EXERCISE TASK: Find the string "congestion" in the listing and report every line that has it.

=== DATASET ===

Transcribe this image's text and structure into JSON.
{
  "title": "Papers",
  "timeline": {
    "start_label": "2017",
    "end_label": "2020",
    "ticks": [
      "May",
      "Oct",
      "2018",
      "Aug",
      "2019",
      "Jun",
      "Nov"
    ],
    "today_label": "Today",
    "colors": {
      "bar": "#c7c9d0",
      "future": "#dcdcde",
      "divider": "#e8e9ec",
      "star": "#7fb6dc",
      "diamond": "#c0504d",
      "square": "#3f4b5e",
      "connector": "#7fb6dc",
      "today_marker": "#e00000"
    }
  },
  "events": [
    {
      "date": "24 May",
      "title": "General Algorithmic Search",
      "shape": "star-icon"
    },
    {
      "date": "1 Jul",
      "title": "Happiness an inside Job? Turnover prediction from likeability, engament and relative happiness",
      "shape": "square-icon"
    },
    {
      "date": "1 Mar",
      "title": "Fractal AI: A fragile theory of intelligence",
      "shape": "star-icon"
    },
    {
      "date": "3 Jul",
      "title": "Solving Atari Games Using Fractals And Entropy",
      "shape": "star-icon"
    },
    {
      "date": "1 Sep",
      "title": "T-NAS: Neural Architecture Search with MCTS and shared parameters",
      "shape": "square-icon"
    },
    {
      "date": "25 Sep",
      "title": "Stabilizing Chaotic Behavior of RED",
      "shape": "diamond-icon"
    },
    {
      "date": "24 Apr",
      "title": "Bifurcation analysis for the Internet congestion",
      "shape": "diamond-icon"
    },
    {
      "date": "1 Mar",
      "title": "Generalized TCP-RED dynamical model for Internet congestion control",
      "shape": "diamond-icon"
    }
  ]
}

===

THE ANSWER:
      "title": "Bifurcation analysis for the Internet congestion",
      "title": "Generalized TCP-RED dynamical model for Internet congestion control",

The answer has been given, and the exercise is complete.